═════ EXTRAIT SOURCE

Payé en Suisse, mercenaire en Syrie


Les affaires d’entreprises militaires privées ont explosé sur les zones de conflits depuis les guerres d’Afghanistan et d’Irak. Keystone


«Le Parisien» a publié le témoignage d’un soldat privé installé à Alep, qui se dit salarié d’uneentreprise basée à Montreux. Malgré un projet de loi, ces firmes resteront difficiles à contrôler.

La société s’appelle MAT2S-consulting. Elle est identifiée depuis le 8octobre 2010 au registre du commerce. Son adresse: rue des Vergers 6A, 1815 Clarens – sur la clinquante Riviera, à un jet de pierre de Montreux. Ses activités sont définies comme telles: «Audit, conseil, investigation, formation et protection des biens et des personnes en tous lieux et-ou à toutes occasions; commerce de matériel et services dans le domaine de la sûreté et de la sécurité.»

«Le Parisien» a publié le témoignage d’un homme qui se fait appeler Kalene, et affirme être salarié de cette société. Marseillais d’origine algérienne et fan de l’Olympique de Marseille, Kalene a 34 ans. En ce moment, il est installé à Alep, en Syrie.

De la «protection»

«Mercenaire»? Kalene ne veut pas de cette étiquette. A ce terme, il préfère celui de «contractor» – «soldat privé» en français. Exfiltration d’hommes d’affaires, de leurs familles, transports de biens, protection de membres de la Coalition nationale syrienne ou d’équipes de télévision: la mission de Kalene est diverse et risquée.

Mais «je ne suis pas payé pour renverser des gouvernements», résume-t-il dans le quotidien. «J’effectue de la protection en territoire hostile.» Cela dit, il l’admet également: «Je forme quelques soldats rebelles aux rudiments du combat urbain.»

Devant le Conseil national

De quoi interpeller Marc Schinzel, de l’Office fédéral de la justice, qui découvre l’article avec intérêt. En effet, le Département fédéral de justice et police est compétent dans le cadre du projet de loi qui contrôle l’activité des entreprises fournissant, depuis la Suisse, des prestations de sécurité privées à l’étranger. Marc Schinzel le rappelle: ce projet adopté par le Conseil fédéral a rallié une majorité du Conseil des Etats (26 à 2) lors de la dernière session. Le Conseil national doit encore se prononcer à l’automne.

La nouvelle norme obligera les entreprises qui fournissent des prestations de sécurité à l’étranger à déclarer leurs activités au Département fédéral des affaires étrangères. La protection de convois humanitaires, par exemple, demeurera tolérée. En revanche, tout soutien à des forces armées sera prohibé.

Surveillance difficile

Avant même l’entrée en force de la nouvelle loi, le cas de MAT2S-consulting soulève les potentiels obstacles à une application efficace, notamment en termes de surveillance. «Bien sûr que des difficultés s’imposeront», admet Marc Schinzel. «Mais on dispose de bien des moyens d’obtenir des informations, par les ambassades, les attachés militaires, les services de renseignement, l’entraide internationale, et même les médias.»

══════════

PROBLÈME A:
Dans l'article sur le soldat privé payé en Suisse, quel est le résultat du vote du Conseil des Etats sur le projet de loi ?
PROBLÈME B:
Rédigez la suite de l'article sur le soldat privé payé en Suisse, en reprenant après son dernier paragraphe.

═════ MATÉRIEL FOURNI

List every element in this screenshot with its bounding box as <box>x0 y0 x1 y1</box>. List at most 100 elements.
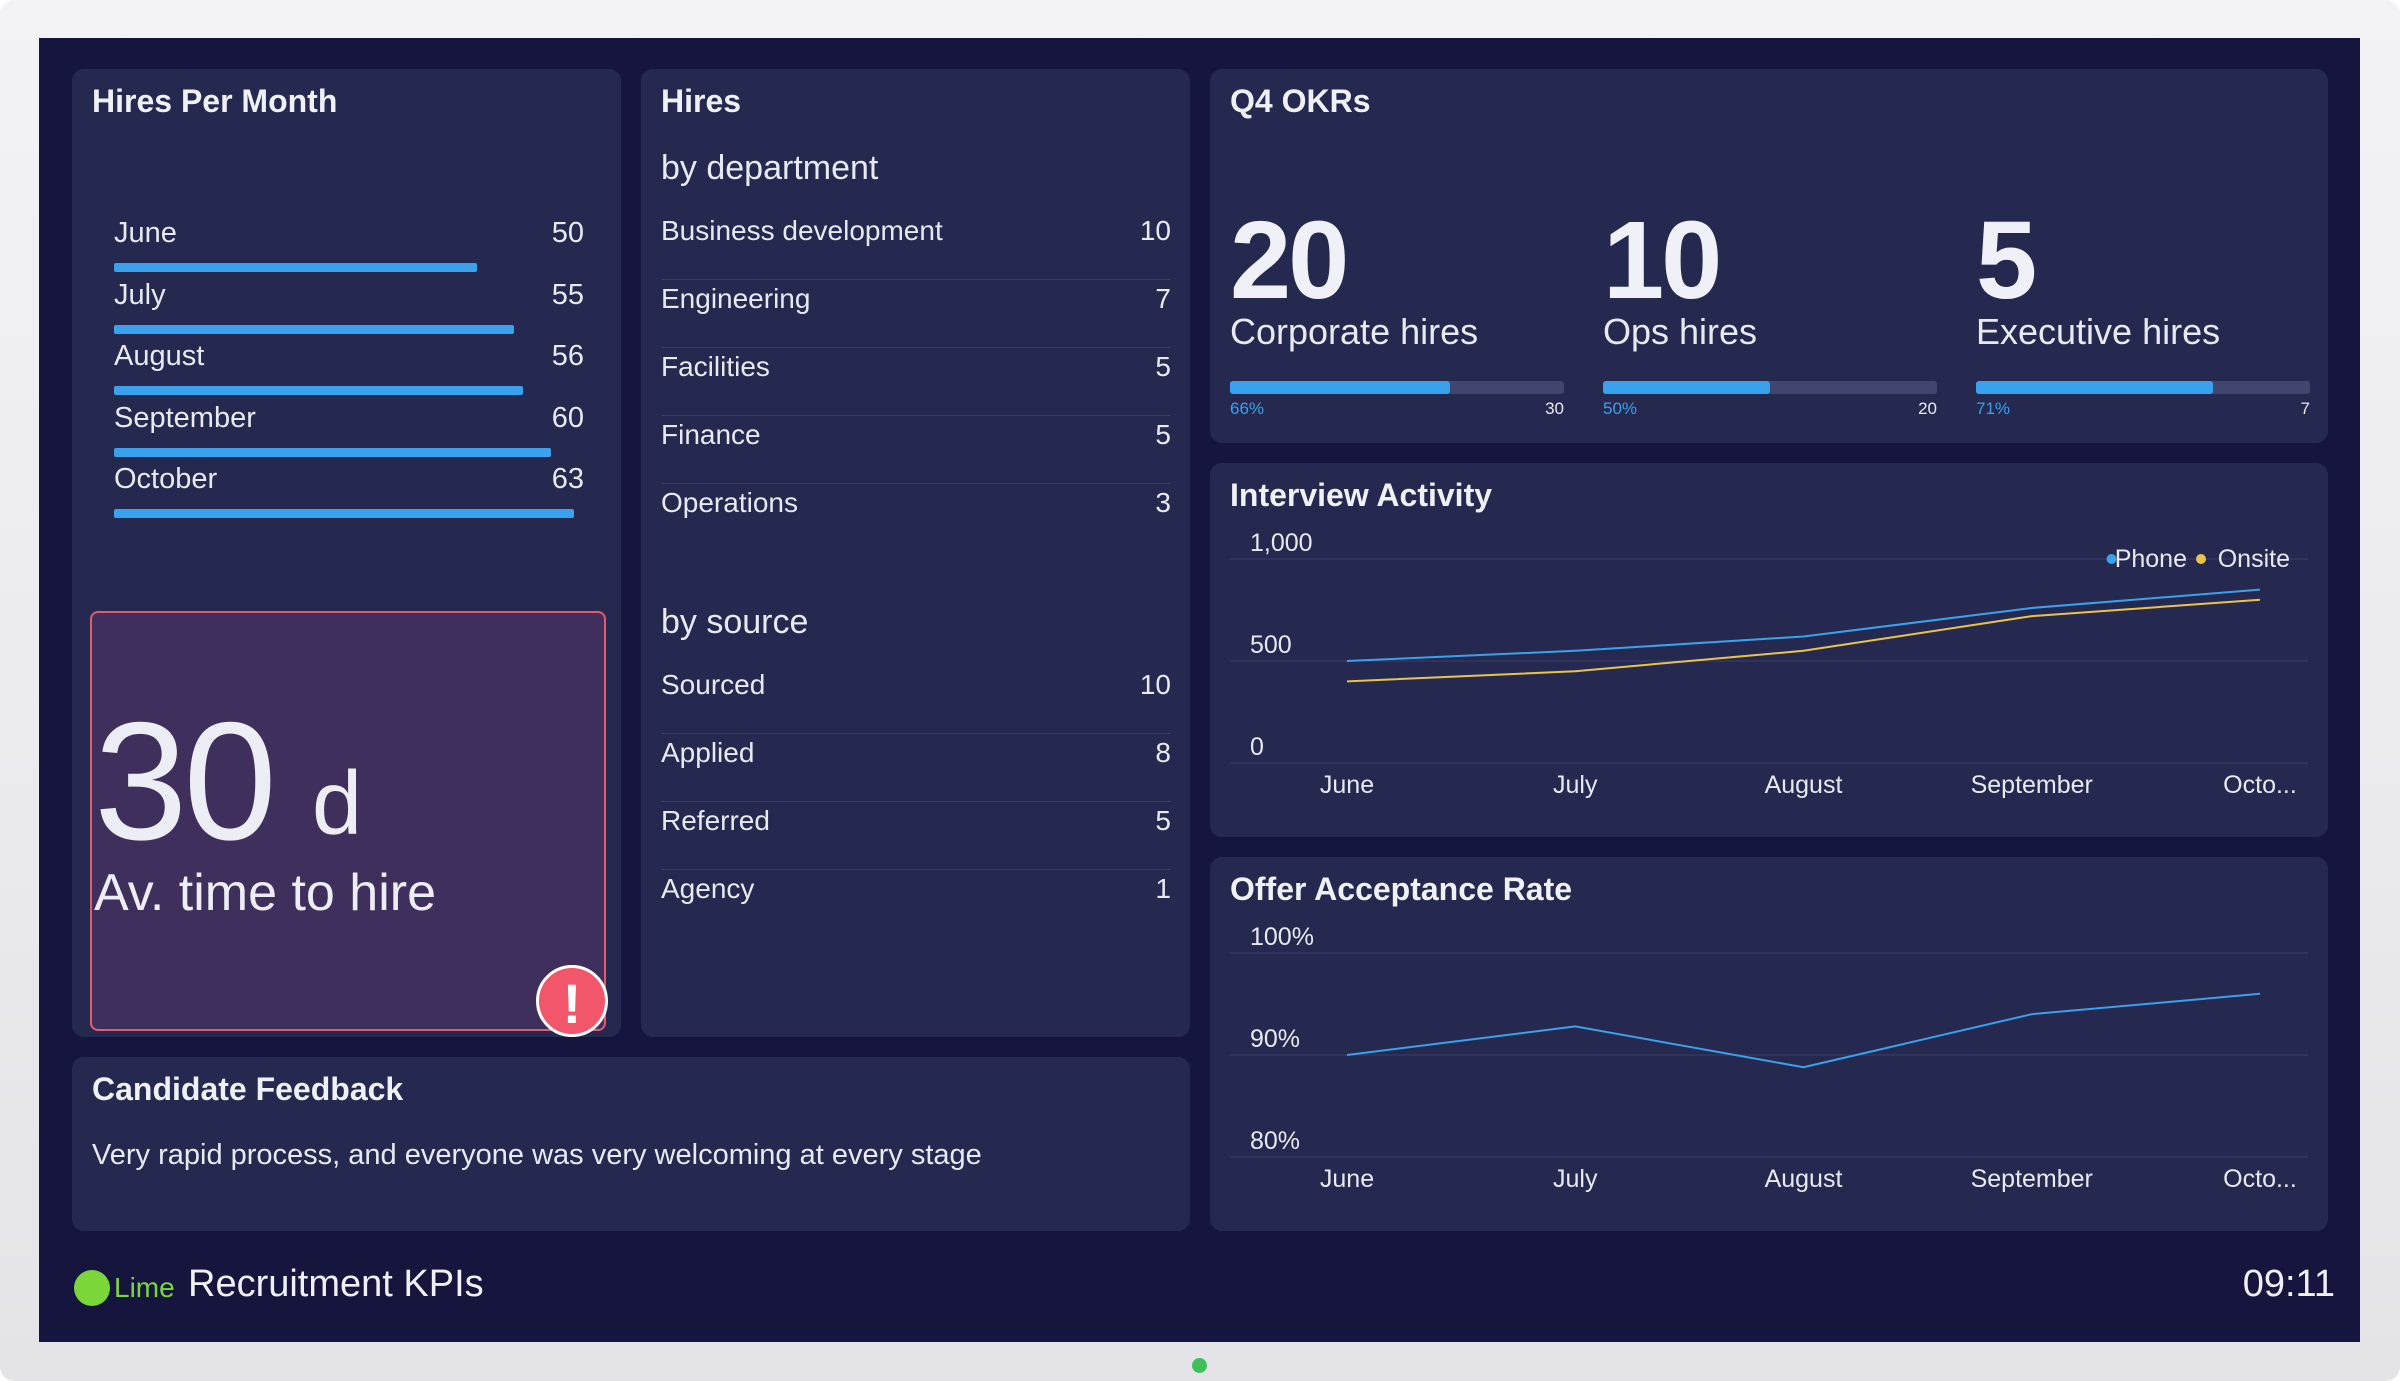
card-title: Hires Per Month <box>92 83 338 119</box>
department-value: 5 <box>1155 419 1171 450</box>
okr-target: 20 <box>1918 399 1937 418</box>
month-row: September 60 <box>114 402 584 464</box>
department-value: 10 <box>1139 215 1171 246</box>
source-row: Applied 8 <box>661 733 1171 802</box>
y-tick-label: 80% <box>1250 1127 1300 1155</box>
okrs-card: Q4 OKRs 20 Corporate hires 66% 30 10 Ops… <box>1210 69 2328 443</box>
okr-label: Executive hires <box>1976 311 2221 352</box>
card-title: Hires <box>661 83 742 119</box>
okr-progress-fill <box>1976 381 2214 394</box>
series-line <box>1346 598 2261 683</box>
x-tick-label: June <box>1320 1165 1374 1193</box>
month-value: 60 <box>551 402 584 434</box>
feedback-text: Very rapid process, and everyone was ver… <box>92 1139 982 1171</box>
by-department-heading: by department <box>661 149 879 187</box>
okr-number: 10 <box>1603 199 1722 322</box>
month-bar <box>114 448 551 457</box>
x-tick-label: July <box>1553 771 1598 799</box>
source-row: Sourced 10 <box>661 665 1171 734</box>
okr-progress-fill <box>1603 381 1770 394</box>
source-row: Referred 5 <box>661 801 1171 870</box>
month-label: July <box>114 279 166 311</box>
month-value: 55 <box>551 279 584 311</box>
okr-progress-track <box>1976 381 2310 394</box>
power-led <box>1192 1358 1207 1373</box>
card-title: Offer Acceptance Rate <box>1230 871 1573 907</box>
month-row: June 50 <box>114 217 584 279</box>
okr-progress-track <box>1603 381 1937 394</box>
interview-activity-card: Interview Activity 1,000 500 0 June July Augu… <box>1210 463 2328 837</box>
x-tick-label: September <box>1971 771 2093 799</box>
source-value: 5 <box>1155 805 1171 836</box>
month-row: July 55 <box>114 279 584 341</box>
department-value: 5 <box>1155 351 1171 382</box>
dashboard-title: Recruitment KPIs <box>188 1263 484 1305</box>
okr-percent: 71% <box>1976 399 2011 418</box>
month-value: 56 <box>551 340 584 372</box>
x-tick-label: July <box>1553 1165 1598 1193</box>
y-tick-label: 500 <box>1250 631 1292 659</box>
department-value: 7 <box>1155 283 1171 314</box>
okr-label: Corporate hires <box>1230 311 1479 352</box>
department-row: Business development 10 <box>661 211 1171 280</box>
okr-item: 20 Corporate hires 66% 30 <box>1230 69 1570 449</box>
brand-name: Lime <box>114 1272 175 1303</box>
okr-label: Ops hires <box>1603 311 1758 352</box>
time-to-hire-value: 30 <box>94 687 277 875</box>
source-value: 1 <box>1155 873 1171 904</box>
month-bar <box>114 325 515 334</box>
x-tick-label: August <box>1765 1165 1843 1193</box>
department-row: Engineering 7 <box>661 279 1171 348</box>
x-tick-label: September <box>1971 1165 2093 1193</box>
candidate-feedback-card: Candidate Feedback Very rapid process, a… <box>72 1057 1190 1231</box>
legend-label: Phone <box>2115 545 2187 573</box>
department-row: Operations 3 <box>661 483 1171 551</box>
month-label: October <box>114 463 218 495</box>
okr-target: 30 <box>1545 399 1564 418</box>
y-tick-label: 0 <box>1250 733 1264 761</box>
month-value: 63 <box>551 463 584 495</box>
x-tick-label: August <box>1765 771 1843 799</box>
department-row: Facilities 5 <box>661 347 1171 416</box>
okr-target: 7 <box>2300 399 2310 418</box>
time-to-hire-panel: 30 d Av. time to hire ! <box>90 611 608 1037</box>
month-label: August <box>114 340 205 372</box>
source-value: 8 <box>1155 737 1171 768</box>
month-label: September <box>114 402 256 434</box>
hires-per-month-card: Hires Per Month June 50 July 55 August 5… <box>72 69 621 1037</box>
department-row: Finance 5 <box>661 415 1171 484</box>
by-source-heading: by source <box>661 603 809 641</box>
department-label: Operations <box>661 487 798 518</box>
lime-logo-icon <box>74 1270 110 1306</box>
department-label: Engineering <box>661 283 811 314</box>
okr-percent: 66% <box>1230 399 1265 418</box>
offer-acceptance-card: Offer Acceptance Rate 100% 90% 80% June July… <box>1210 857 2328 1231</box>
month-label: June <box>114 217 177 249</box>
series-line <box>1346 992 2261 1069</box>
source-row: Agency 1 <box>661 869 1171 937</box>
month-value: 50 <box>551 217 584 249</box>
y-tick-label: 1,000 <box>1250 529 1313 557</box>
time-to-hire-unit: d <box>312 754 363 854</box>
x-tick-label: Octo... <box>2223 1165 2297 1193</box>
card-title: Candidate Feedback <box>92 1071 404 1107</box>
series-line <box>1346 588 2261 662</box>
legend-marker <box>2106 554 2117 564</box>
month-bar <box>114 509 574 518</box>
source-label: Referred <box>661 805 770 836</box>
okr-progress-track <box>1230 381 1564 394</box>
month-bar <box>114 263 478 272</box>
dashboard-screen: Hires Per Month June 50 July 55 August 5… <box>39 38 2360 1342</box>
okr-progress-fill <box>1230 381 1451 394</box>
source-label: Agency <box>661 873 755 904</box>
department-label: Facilities <box>661 351 770 382</box>
department-label: Finance <box>661 419 761 450</box>
offer-acceptance-chart: 100% 90% 80% June July August September Octo... <box>1230 923 2308 1193</box>
okr-item: 10 Ops hires 50% 20 <box>1603 69 1943 449</box>
clock: 09:11 <box>2242 1263 2335 1305</box>
department-value: 3 <box>1155 487 1171 518</box>
card-title: Interview Activity <box>1230 477 1493 513</box>
hires-card: Hires by department Business development… <box>641 69 1190 1037</box>
month-row: October 63 <box>114 463 584 525</box>
y-tick-label: 90% <box>1250 1025 1300 1053</box>
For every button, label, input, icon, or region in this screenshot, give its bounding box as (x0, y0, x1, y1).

══════════

RÉPONSE RÉDIGÉE A:
Le projet a été adopté par 26 voix contre 2.

RÉPONSE RÉDIGÉE B:
Le Conseil fédéral communiquait en janvier que diverses mesures étaient prévues pour faire appliquer la loi: «Selon les circonstances, l’autorité pourra inspecter sans préavis les locaux commerciaux de l’entreprise, consulter les documents utiles ou confisquer du matériel. Les infractions à la loi seront passibles d’une peine privative de liberté de trois ans au plus ou d’une peine pécuniaire.»

Dans le cas précis de MAT2S-consulting, «il apparaît clair que les rebelles syriens sont dans une situation de combat», observe Marc Schinzel. «Donc, en cas de soutien de la part de cette société, elle tomberait sous le coup de la loi dessinée par le Conseil fédéral.»

Un panel de cent sociétés

Combien d’entités risqueraient de voir leurs activités passées au crible? «Nous manquons pour l’instant de cette base légale indispensable pour effectuer des recherches intenses et définir une liste précise», reconnaît le juriste.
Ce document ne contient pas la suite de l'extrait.